- **Direction**: Among the lines below, list those containing the string "Choose".

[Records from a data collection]
= = = = =

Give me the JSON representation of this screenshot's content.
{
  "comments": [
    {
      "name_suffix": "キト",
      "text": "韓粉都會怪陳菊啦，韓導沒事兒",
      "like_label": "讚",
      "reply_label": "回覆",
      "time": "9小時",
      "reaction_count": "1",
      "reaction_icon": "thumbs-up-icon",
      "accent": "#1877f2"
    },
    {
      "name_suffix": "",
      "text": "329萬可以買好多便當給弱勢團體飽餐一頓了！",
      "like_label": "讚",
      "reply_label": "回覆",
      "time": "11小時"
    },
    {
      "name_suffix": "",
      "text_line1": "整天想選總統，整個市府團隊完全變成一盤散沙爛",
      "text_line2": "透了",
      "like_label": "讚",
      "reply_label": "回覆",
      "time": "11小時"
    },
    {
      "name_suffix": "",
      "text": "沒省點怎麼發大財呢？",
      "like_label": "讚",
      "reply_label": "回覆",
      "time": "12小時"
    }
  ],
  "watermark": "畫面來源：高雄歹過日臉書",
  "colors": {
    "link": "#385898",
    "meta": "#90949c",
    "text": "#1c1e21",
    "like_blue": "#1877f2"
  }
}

= = = = =

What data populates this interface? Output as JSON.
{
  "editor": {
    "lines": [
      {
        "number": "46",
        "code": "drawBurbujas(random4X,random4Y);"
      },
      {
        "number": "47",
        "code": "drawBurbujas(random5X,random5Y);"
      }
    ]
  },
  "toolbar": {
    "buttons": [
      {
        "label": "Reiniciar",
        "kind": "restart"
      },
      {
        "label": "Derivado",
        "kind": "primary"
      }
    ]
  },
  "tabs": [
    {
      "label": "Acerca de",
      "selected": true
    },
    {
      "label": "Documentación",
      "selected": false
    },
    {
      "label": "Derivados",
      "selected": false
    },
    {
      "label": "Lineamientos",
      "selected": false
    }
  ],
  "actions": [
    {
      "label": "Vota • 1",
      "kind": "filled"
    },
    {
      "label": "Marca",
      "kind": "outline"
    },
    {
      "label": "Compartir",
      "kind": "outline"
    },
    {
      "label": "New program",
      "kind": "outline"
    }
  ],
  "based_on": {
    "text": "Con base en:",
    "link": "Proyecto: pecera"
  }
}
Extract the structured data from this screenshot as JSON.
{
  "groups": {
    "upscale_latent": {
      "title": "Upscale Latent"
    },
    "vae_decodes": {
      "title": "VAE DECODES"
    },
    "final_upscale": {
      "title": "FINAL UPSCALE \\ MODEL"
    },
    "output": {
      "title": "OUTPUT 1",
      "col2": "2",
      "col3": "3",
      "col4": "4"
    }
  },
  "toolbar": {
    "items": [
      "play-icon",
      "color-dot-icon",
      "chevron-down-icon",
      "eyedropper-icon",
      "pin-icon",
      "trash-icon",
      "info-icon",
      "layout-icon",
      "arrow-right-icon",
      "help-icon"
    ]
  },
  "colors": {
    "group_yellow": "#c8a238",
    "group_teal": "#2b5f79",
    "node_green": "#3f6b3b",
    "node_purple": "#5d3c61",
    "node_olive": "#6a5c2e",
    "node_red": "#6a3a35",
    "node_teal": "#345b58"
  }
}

= = = = =

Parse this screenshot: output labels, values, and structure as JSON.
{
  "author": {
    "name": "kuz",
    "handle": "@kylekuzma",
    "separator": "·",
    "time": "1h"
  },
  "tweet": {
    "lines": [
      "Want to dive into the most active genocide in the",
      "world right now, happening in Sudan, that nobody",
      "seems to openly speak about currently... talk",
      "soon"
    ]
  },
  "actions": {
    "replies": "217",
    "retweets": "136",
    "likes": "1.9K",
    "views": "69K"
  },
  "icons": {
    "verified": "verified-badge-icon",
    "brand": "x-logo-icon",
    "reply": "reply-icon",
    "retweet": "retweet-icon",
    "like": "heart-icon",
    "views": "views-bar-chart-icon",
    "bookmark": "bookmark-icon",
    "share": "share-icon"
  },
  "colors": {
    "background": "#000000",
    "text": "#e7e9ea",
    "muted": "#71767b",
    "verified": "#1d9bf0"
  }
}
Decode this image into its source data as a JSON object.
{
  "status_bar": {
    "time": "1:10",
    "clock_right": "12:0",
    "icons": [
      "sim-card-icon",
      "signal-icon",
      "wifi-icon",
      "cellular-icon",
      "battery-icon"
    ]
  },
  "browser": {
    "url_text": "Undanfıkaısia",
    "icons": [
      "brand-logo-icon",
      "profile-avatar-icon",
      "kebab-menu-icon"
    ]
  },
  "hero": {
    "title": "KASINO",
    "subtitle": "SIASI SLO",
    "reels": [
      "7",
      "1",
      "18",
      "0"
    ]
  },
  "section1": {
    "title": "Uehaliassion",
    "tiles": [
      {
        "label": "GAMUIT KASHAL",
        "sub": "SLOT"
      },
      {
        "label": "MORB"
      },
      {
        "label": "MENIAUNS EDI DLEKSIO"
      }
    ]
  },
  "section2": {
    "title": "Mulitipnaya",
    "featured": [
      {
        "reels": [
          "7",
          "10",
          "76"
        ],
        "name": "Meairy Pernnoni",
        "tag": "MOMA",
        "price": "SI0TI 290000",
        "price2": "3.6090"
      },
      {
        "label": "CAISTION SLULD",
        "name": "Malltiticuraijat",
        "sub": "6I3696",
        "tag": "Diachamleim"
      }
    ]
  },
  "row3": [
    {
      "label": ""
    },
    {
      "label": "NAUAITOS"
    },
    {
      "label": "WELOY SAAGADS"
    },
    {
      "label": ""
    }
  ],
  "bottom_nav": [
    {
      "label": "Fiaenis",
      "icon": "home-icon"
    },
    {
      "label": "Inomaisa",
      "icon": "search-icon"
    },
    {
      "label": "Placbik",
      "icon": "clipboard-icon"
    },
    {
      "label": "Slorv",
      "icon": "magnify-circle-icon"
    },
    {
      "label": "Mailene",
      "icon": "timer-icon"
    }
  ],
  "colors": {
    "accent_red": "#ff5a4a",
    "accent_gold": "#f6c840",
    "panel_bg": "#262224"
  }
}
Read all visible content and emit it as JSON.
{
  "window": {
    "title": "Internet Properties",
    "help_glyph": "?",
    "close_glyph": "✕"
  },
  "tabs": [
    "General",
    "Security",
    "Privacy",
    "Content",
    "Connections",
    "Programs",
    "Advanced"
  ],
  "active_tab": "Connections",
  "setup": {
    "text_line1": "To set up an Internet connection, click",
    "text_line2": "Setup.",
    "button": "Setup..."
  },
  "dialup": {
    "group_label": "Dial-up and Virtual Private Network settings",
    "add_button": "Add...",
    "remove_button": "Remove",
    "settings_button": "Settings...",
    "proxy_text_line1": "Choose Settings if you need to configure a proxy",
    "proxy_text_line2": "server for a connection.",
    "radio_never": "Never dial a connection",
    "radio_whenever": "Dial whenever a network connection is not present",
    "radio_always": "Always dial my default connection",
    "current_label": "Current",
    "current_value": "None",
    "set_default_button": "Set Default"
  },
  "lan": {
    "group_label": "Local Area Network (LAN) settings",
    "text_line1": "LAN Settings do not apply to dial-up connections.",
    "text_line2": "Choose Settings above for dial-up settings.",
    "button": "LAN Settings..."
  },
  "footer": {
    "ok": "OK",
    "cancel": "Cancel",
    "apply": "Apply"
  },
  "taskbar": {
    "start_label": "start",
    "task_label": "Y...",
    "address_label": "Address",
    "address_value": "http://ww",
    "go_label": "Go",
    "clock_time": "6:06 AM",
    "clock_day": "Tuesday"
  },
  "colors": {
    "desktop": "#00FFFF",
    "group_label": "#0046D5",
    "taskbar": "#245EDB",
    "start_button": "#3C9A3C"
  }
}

= = = = =

- **Worked answer**:
    "proxy_text_line1": "Choose Settings if you need to configure a proxy",
    "text_line2": "Choose Settings above for dial-up settings.",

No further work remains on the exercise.